Transcribe the data in full and exactly, omitting any pictures.

* BEGIN Task data *

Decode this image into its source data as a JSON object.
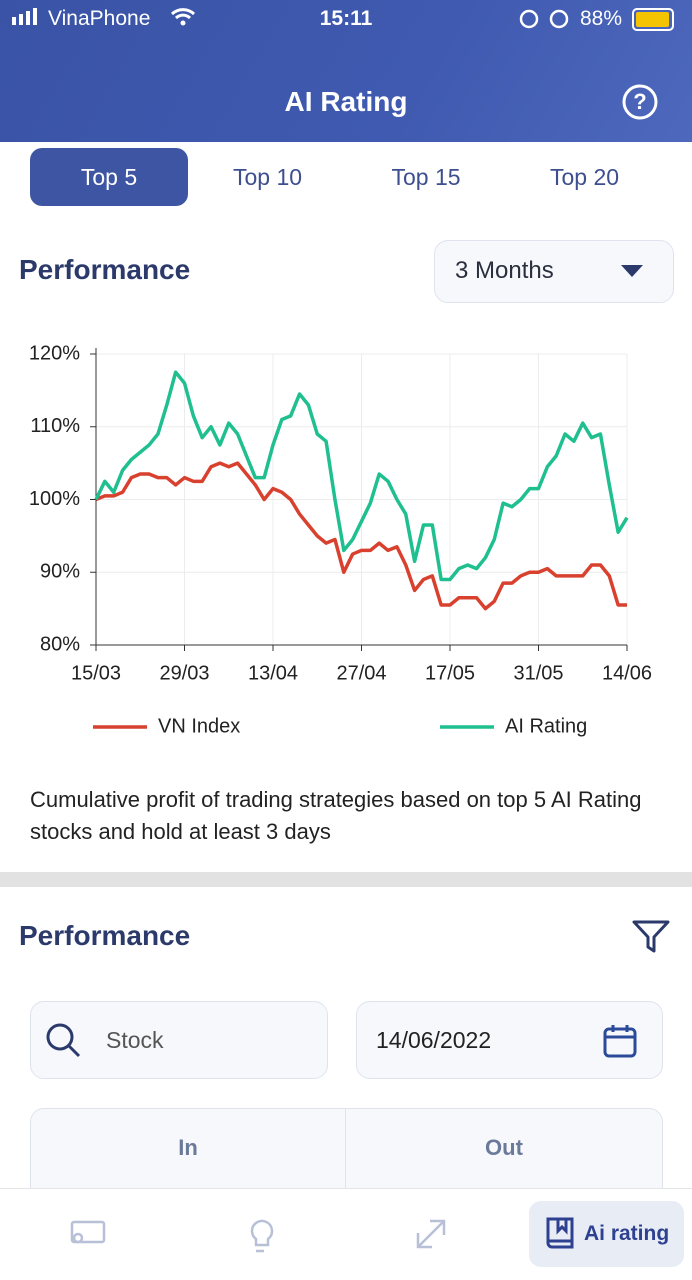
{
  "status": {
    "carrier": "VinaPhone",
    "time": "15:11",
    "battery": "88%"
  },
  "header": {
    "title": "AI Rating"
  },
  "tabs": {
    "items": [
      "Top 5",
      "Top 10",
      "Top 15",
      "Top 20"
    ],
    "active": 0
  },
  "section1": {
    "title": "Performance",
    "range": "3 Months"
  },
  "chart_data": {
    "type": "line",
    "categories": [
      "15/03",
      null,
      null,
      null,
      null,
      null,
      null,
      null,
      null,
      null,
      "29/03",
      null,
      null,
      null,
      null,
      null,
      null,
      null,
      null,
      null,
      "13/04",
      null,
      null,
      null,
      null,
      null,
      null,
      null,
      null,
      null,
      "27/04",
      null,
      null,
      null,
      null,
      null,
      null,
      null,
      null,
      null,
      "17/05",
      null,
      null,
      null,
      null,
      null,
      null,
      null,
      null,
      null,
      "31/05",
      null,
      null,
      null,
      null,
      null,
      null,
      null,
      null,
      null,
      "14/06"
    ],
    "series": [
      {
        "name": "VN Index",
        "color": "#d9412f",
        "values": [
          100,
          100.5,
          100.5,
          101,
          103,
          103.5,
          103.5,
          103,
          103,
          102,
          103,
          102.5,
          102.5,
          104.5,
          105,
          104.5,
          105,
          103.5,
          102,
          100,
          101.5,
          101,
          100,
          98,
          96.5,
          95,
          94,
          94.5,
          90,
          92.5,
          93,
          93,
          94,
          93,
          93.5,
          91,
          87.5,
          89,
          89.5,
          85.5,
          85.5,
          86.5,
          86.5,
          86.5,
          85,
          86,
          88.5,
          88.5,
          89.5,
          90,
          90,
          90.5,
          89.5,
          89.5,
          89.5,
          89.5,
          91,
          91,
          89.5,
          85.5,
          85.5
        ]
      },
      {
        "name": "AI Rating",
        "color": "#1fbf8f",
        "values": [
          100,
          102.5,
          101,
          104,
          105.5,
          106.5,
          107.5,
          109,
          113,
          117.5,
          116,
          111.5,
          108.5,
          110,
          107.5,
          110.5,
          109,
          106,
          103,
          103,
          107.5,
          111,
          111.5,
          114.5,
          113,
          109,
          108,
          100,
          93,
          94.5,
          97,
          99.5,
          103.5,
          102.5,
          100,
          98,
          91.5,
          96.5,
          96.5,
          89,
          89,
          90.5,
          91,
          90.5,
          92,
          94.5,
          99.5,
          99,
          100,
          101.5,
          101.5,
          104.5,
          106,
          109,
          108,
          110.5,
          108.5,
          109,
          102,
          95.5,
          97.5
        ]
      }
    ],
    "ylim": [
      80,
      120
    ],
    "yticks": [
      {
        "value": 80,
        "label": "80%"
      },
      {
        "value": 90,
        "label": "90%"
      },
      {
        "value": 100,
        "label": "100%"
      },
      {
        "value": 110,
        "label": "110%"
      },
      {
        "value": 120,
        "label": "120%"
      }
    ],
    "grid": true
  },
  "description": "Cumulative profit of trading strategies based on top 5 AI Rating stocks and hold at least 3 days",
  "section2": {
    "title": "Performance",
    "search_placeholder": "Stock",
    "date": "14/06/2022"
  },
  "table": {
    "headers": [
      "In",
      "Out"
    ]
  },
  "nav": {
    "active_label": "Ai rating"
  }
}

* END Task data *

- **Correct response**:
Decode this image into its source data as a JSON object.
{
  "status": {
    "carrier": "VinaPhone",
    "time": "15:11",
    "battery": "88%"
  },
  "header": {
    "title": "AI Rating"
  },
  "tabs": {
    "items": [
      "Top 5",
      "Top 10",
      "Top 15",
      "Top 20"
    ],
    "active": 0
  },
  "section1": {
    "title": "Performance",
    "range": "3 Months"
  },
  "chart_data": {
    "type": "line",
    "categories": [
      "15/03",
      null,
      null,
      null,
      null,
      null,
      null,
      null,
      null,
      null,
      "29/03",
      null,
      null,
      null,
      null,
      null,
      null,
      null,
      null,
      null,
      "13/04",
      null,
      null,
      null,
      null,
      null,
      null,
      null,
      null,
      null,
      "27/04",
      null,
      null,
      null,
      null,
      null,
      null,
      null,
      null,
      null,
      "17/05",
      null,
      null,
      null,
      null,
      null,
      null,
      null,
      null,
      null,
      "31/05",
      null,
      null,
      null,
      null,
      null,
      null,
      null,
      null,
      null,
      "14/06"
    ],
    "series": [
      {
        "name": "VN Index",
        "color": "#d9412f",
        "values": [
          100,
          100.5,
          100.5,
          101,
          103,
          103.5,
          103.5,
          103,
          103,
          102,
          103,
          102.5,
          102.5,
          104.5,
          105,
          104.5,
          105,
          103.5,
          102,
          100,
          101.5,
          101,
          100,
          98,
          96.5,
          95,
          94,
          94.5,
          90,
          92.5,
          93,
          93,
          94,
          93,
          93.5,
          91,
          87.5,
          89,
          89.5,
          85.5,
          85.5,
          86.5,
          86.5,
          86.5,
          85,
          86,
          88.5,
          88.5,
          89.5,
          90,
          90,
          90.5,
          89.5,
          89.5,
          89.5,
          89.5,
          91,
          91,
          89.5,
          85.5,
          85.5
        ]
      },
      {
        "name": "AI Rating",
        "color": "#1fbf8f",
        "values": [
          100,
          102.5,
          101,
          104,
          105.5,
          106.5,
          107.5,
          109,
          113,
          117.5,
          116,
          111.5,
          108.5,
          110,
          107.5,
          110.5,
          109,
          106,
          103,
          103,
          107.5,
          111,
          111.5,
          114.5,
          113,
          109,
          108,
          100,
          93,
          94.5,
          97,
          99.5,
          103.5,
          102.5,
          100,
          98,
          91.5,
          96.5,
          96.5,
          89,
          89,
          90.5,
          91,
          90.5,
          92,
          94.5,
          99.5,
          99,
          100,
          101.5,
          101.5,
          104.5,
          106,
          109,
          108,
          110.5,
          108.5,
          109,
          102,
          95.5,
          97.5
        ]
      }
    ],
    "ylim": [
      80,
      120
    ],
    "yticks": [
      {
        "value": 80,
        "label": "80%"
      },
      {
        "value": 90,
        "label": "90%"
      },
      {
        "value": 100,
        "label": "100%"
      },
      {
        "value": 110,
        "label": "110%"
      },
      {
        "value": 120,
        "label": "120%"
      }
    ],
    "grid": true
  },
  "description": "Cumulative profit of trading strategies based on top 5 AI Rating stocks and hold at least 3 days",
  "section2": {
    "title": "Performance",
    "search_placeholder": "Stock",
    "date": "14/06/2022"
  },
  "table": {
    "headers": [
      "In",
      "Out"
    ]
  },
  "nav": {
    "active_label": "Ai rating"
  }
}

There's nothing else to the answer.